Stored dataset items
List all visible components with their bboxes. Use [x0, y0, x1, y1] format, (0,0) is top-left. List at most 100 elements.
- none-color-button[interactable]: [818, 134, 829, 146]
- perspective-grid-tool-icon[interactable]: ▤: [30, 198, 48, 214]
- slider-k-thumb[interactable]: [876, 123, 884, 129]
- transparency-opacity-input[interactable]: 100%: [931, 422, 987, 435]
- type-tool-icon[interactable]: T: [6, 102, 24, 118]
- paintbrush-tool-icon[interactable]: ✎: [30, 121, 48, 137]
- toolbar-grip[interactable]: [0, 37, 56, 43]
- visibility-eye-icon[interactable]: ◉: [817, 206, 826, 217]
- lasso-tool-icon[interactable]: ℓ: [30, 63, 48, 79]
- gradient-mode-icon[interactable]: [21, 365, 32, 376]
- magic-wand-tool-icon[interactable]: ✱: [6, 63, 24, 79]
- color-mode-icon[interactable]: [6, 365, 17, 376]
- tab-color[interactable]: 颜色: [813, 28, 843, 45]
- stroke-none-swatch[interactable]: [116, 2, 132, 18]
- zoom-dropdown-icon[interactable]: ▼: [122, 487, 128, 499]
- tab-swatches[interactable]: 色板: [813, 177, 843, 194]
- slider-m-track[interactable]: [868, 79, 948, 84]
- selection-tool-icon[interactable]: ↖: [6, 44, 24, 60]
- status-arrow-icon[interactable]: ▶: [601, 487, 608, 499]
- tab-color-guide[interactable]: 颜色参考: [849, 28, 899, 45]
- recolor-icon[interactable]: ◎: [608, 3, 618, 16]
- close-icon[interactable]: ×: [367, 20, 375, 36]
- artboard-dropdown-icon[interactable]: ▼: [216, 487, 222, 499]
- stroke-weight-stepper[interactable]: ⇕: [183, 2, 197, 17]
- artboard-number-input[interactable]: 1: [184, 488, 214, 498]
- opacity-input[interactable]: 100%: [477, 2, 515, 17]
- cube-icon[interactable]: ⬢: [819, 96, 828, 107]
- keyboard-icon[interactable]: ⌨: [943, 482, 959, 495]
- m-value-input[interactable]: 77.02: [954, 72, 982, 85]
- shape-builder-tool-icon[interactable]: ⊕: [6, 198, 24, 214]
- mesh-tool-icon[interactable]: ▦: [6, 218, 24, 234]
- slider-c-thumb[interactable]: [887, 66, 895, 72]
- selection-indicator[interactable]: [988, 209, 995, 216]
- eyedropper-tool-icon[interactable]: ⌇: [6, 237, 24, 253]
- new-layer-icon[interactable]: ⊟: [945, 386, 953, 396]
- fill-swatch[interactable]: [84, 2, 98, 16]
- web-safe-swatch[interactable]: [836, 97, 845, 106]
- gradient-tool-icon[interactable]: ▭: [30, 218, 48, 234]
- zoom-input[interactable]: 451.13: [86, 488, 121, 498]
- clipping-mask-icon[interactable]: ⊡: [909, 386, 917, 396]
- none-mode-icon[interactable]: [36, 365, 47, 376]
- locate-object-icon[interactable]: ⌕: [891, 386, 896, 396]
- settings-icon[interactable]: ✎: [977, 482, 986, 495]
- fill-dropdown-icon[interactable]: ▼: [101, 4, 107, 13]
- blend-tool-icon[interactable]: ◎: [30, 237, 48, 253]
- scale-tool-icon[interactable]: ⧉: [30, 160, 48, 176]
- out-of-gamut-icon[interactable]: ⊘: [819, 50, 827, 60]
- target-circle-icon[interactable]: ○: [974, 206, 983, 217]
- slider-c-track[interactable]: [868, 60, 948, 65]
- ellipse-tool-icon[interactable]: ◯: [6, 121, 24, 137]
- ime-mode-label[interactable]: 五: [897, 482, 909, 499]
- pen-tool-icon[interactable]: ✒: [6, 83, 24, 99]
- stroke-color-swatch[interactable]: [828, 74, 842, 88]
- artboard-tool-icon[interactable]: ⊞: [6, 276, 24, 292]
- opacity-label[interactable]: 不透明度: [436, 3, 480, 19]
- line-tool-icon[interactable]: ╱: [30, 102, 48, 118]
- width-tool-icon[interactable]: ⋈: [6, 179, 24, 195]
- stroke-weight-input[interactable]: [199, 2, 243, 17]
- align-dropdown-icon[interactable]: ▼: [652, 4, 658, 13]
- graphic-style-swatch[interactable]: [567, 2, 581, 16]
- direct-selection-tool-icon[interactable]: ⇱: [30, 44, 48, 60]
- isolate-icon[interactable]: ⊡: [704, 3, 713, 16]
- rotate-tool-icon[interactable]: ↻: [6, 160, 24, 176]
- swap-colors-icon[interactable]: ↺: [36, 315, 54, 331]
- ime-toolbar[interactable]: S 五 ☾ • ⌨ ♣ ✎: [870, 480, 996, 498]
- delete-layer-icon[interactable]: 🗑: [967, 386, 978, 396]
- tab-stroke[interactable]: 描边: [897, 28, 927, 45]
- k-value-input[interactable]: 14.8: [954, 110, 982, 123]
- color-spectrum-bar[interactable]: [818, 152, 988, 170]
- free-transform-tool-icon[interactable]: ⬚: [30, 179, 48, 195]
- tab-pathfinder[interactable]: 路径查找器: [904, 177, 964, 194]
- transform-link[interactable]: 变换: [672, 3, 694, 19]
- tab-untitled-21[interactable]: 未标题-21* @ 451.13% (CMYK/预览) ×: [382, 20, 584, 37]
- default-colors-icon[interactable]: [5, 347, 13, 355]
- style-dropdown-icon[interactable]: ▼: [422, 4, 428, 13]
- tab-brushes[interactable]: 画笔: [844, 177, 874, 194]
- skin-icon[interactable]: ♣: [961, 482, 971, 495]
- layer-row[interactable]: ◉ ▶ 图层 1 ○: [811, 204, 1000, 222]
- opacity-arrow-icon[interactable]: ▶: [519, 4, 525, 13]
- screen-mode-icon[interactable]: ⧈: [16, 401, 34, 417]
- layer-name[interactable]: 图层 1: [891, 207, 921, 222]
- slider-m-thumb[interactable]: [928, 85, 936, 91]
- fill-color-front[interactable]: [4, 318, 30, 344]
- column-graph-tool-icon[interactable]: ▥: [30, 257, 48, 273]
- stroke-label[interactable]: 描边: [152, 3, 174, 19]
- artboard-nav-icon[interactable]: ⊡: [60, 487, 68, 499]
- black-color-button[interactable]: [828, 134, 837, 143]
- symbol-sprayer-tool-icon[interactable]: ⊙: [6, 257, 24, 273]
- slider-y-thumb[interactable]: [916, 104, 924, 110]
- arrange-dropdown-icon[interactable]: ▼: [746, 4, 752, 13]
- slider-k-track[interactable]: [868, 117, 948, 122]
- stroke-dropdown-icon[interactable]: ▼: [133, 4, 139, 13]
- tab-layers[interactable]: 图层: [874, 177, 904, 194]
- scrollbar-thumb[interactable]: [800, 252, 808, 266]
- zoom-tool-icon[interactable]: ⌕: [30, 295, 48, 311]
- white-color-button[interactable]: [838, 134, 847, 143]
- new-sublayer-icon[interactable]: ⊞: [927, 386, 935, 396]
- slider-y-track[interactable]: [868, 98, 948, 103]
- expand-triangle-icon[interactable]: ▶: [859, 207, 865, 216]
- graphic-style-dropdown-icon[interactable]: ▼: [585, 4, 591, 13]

_Challenge_:
Output the lines above as a numbered list, skipping any blank lines. Include every record.

_Reply_:
1. List all visible components with their bboxes. Use [x0, y0, x1, y1] format, (0,0) is top-left. List at most 100 elements.
2. - none-color-button[interactable]: [818, 134, 829, 146]
3. - perspective-grid-tool-icon[interactable]: ▤: [30, 198, 48, 214]
4. - slider-k-thumb[interactable]: [876, 123, 884, 129]
5. - transparency-opacity-input[interactable]: 100%: [931, 422, 987, 435]
6. - type-tool-icon[interactable]: T: [6, 102, 24, 118]
7. - paintbrush-tool-icon[interactable]: ✎: [30, 121, 48, 137]
8. - toolbar-grip[interactable]: [0, 37, 56, 43]
9. - visibility-eye-icon[interactable]: ◉: [817, 206, 826, 217]
10. - lasso-tool-icon[interactable]: ℓ: [30, 63, 48, 79]
11. - gradient-mode-icon[interactable]: [21, 365, 32, 376]
12. - magic-wand-tool-icon[interactable]: ✱: [6, 63, 24, 79]
13. - color-mode-icon[interactable]: [6, 365, 17, 376]
14. - tab-color[interactable]: 颜色: [813, 28, 843, 45]
15. - stroke-none-swatch[interactable]: [116, 2, 132, 18]
16. - zoom-dropdown-icon[interactable]: ▼: [122, 487, 128, 499]
17. - tab-swatches[interactable]: 色板: [813, 177, 843, 194]
18. - slider-m-track[interactable]: [868, 79, 948, 84]
19. - selection-tool-icon[interactable]: ↖: [6, 44, 24, 60]
20. - status-arrow-icon[interactable]: ▶: [601, 487, 608, 499]
21. - tab-color-guide[interactable]: 颜色参考: [849, 28, 899, 45]
22. - recolor-icon[interactable]: ◎: [608, 3, 618, 16]
23. - close-icon[interactable]: ×: [367, 20, 375, 36]
24. - artboard-dropdown-icon[interactable]: ▼: [216, 487, 222, 499]
25. - stroke-weight-stepper[interactable]: ⇕: [183, 2, 197, 17]
26. - artboard-number-input[interactable]: 1: [184, 488, 214, 498]
27. - opacity-input[interactable]: 100%: [477, 2, 515, 17]
28. - cube-icon[interactable]: ⬢: [819, 96, 828, 107]
29. - keyboard-icon[interactable]: ⌨: [943, 482, 959, 495]
30. - m-value-input[interactable]: 77.02: [954, 72, 982, 85]
31. - shape-builder-tool-icon[interactable]: ⊕: [6, 198, 24, 214]
32. - mesh-tool-icon[interactable]: ▦: [6, 218, 24, 234]
33. - slider-c-thumb[interactable]: [887, 66, 895, 72]
34. - selection-indicator[interactable]: [988, 209, 995, 216]
35. - eyedropper-tool-icon[interactable]: ⌇: [6, 237, 24, 253]
36. - new-layer-icon[interactable]: ⊟: [945, 386, 953, 396]
37. - fill-swatch[interactable]: [84, 2, 98, 16]
38. - web-safe-swatch[interactable]: [836, 97, 845, 106]
39. - gradient-tool-icon[interactable]: ▭: [30, 218, 48, 234]
40. - zoom-input[interactable]: 451.13: [86, 488, 121, 498]
41. - clipping-mask-icon[interactable]: ⊡: [909, 386, 917, 396]
42. - none-mode-icon[interactable]: [36, 365, 47, 376]
43. - locate-object-icon[interactable]: ⌕: [891, 386, 896, 396]
44. - settings-icon[interactable]: ✎: [977, 482, 986, 495]
45. - fill-dropdown-icon[interactable]: ▼: [101, 4, 107, 13]
46. - blend-tool-icon[interactable]: ◎: [30, 237, 48, 253]
47. - scale-tool-icon[interactable]: ⧉: [30, 160, 48, 176]
48. - out-of-gamut-icon[interactable]: ⊘: [819, 50, 827, 60]
49. - target-circle-icon[interactable]: ○: [974, 206, 983, 217]
50. - slider-c-track[interactable]: [868, 60, 948, 65]
51. - ellipse-tool-icon[interactable]: ◯: [6, 121, 24, 137]
52. - ime-mode-label[interactable]: 五: [897, 482, 909, 499]
53. - pen-tool-icon[interactable]: ✒: [6, 83, 24, 99]
54. - stroke-color-swatch[interactable]: [828, 74, 842, 88]
55. - artboard-tool-icon[interactable]: ⊞: [6, 276, 24, 292]
56. - opacity-label[interactable]: 不透明度: [436, 3, 480, 19]
57. - line-tool-icon[interactable]: ╱: [30, 102, 48, 118]
58. - width-tool-icon[interactable]: ⋈: [6, 179, 24, 195]
59. - stroke-weight-input[interactable]: [199, 2, 243, 17]
60. - align-dropdown-icon[interactable]: ▼: [652, 4, 658, 13]
61. - graphic-style-swatch[interactable]: [567, 2, 581, 16]
62. - direct-selection-tool-icon[interactable]: ⇱: [30, 44, 48, 60]
63. - isolate-icon[interactable]: ⊡: [704, 3, 713, 16]
64. - rotate-tool-icon[interactable]: ↻: [6, 160, 24, 176]
65. - swap-colors-icon[interactable]: ↺: [36, 315, 54, 331]
66. - ime-toolbar[interactable]: S 五 ☾ • ⌨ ♣ ✎: [870, 480, 996, 498]
67. - delete-layer-icon[interactable]: 🗑: [967, 386, 978, 396]
68. - tab-stroke[interactable]: 描边: [897, 28, 927, 45]
69. - k-value-input[interactable]: 14.8: [954, 110, 982, 123]
70. - color-spectrum-bar[interactable]: [818, 152, 988, 170]
71. - free-transform-tool-icon[interactable]: ⬚: [30, 179, 48, 195]
72. - tab-pathfinder[interactable]: 路径查找器: [904, 177, 964, 194]
73. - transform-link[interactable]: 变换: [672, 3, 694, 19]
74. - tab-untitled-21[interactable]: 未标题-21* @ 451.13% (CMYK/预览) ×: [382, 20, 584, 37]
75. - default-colors-icon[interactable]: [5, 347, 13, 355]
76. - style-dropdown-icon[interactable]: ▼: [422, 4, 428, 13]
77. - tab-brushes[interactable]: 画笔: [844, 177, 874, 194]
78. - skin-icon[interactable]: ♣: [961, 482, 971, 495]
79. - layer-row[interactable]: ◉ ▶ 图层 1 ○: [811, 204, 1000, 222]
80. - opacity-arrow-icon[interactable]: ▶: [519, 4, 525, 13]
81. - screen-mode-icon[interactable]: ⧈: [16, 401, 34, 417]
82. - layer-name[interactable]: 图层 1: [891, 207, 921, 222]
83. - slider-m-thumb[interactable]: [928, 85, 936, 91]
84. - fill-color-front[interactable]: [4, 318, 30, 344]
85. - column-graph-tool-icon[interactable]: ▥: [30, 257, 48, 273]
86. - stroke-label[interactable]: 描边: [152, 3, 174, 19]
87. - artboard-nav-icon[interactable]: ⊡: [60, 487, 68, 499]
88. - black-color-button[interactable]: [828, 134, 837, 143]
89. - symbol-sprayer-tool-icon[interactable]: ⊙: [6, 257, 24, 273]
90. - slider-y-thumb[interactable]: [916, 104, 924, 110]
91. - arrange-dropdown-icon[interactable]: ▼: [746, 4, 752, 13]
92. - slider-k-track[interactable]: [868, 117, 948, 122]
93. - stroke-dropdown-icon[interactable]: ▼: [133, 4, 139, 13]
94. - tab-layers[interactable]: 图层: [874, 177, 904, 194]
95. - scrollbar-thumb[interactable]: [800, 252, 808, 266]
96. - zoom-tool-icon[interactable]: ⌕: [30, 295, 48, 311]
97. - white-color-button[interactable]: [838, 134, 847, 143]
98. - new-sublayer-icon[interactable]: ⊞: [927, 386, 935, 396]
99. - slider-y-track[interactable]: [868, 98, 948, 103]
100. - expand-triangle-icon[interactable]: ▶: [859, 207, 865, 216]
101. - graphic-style-dropdown-icon[interactable]: ▼: [585, 4, 591, 13]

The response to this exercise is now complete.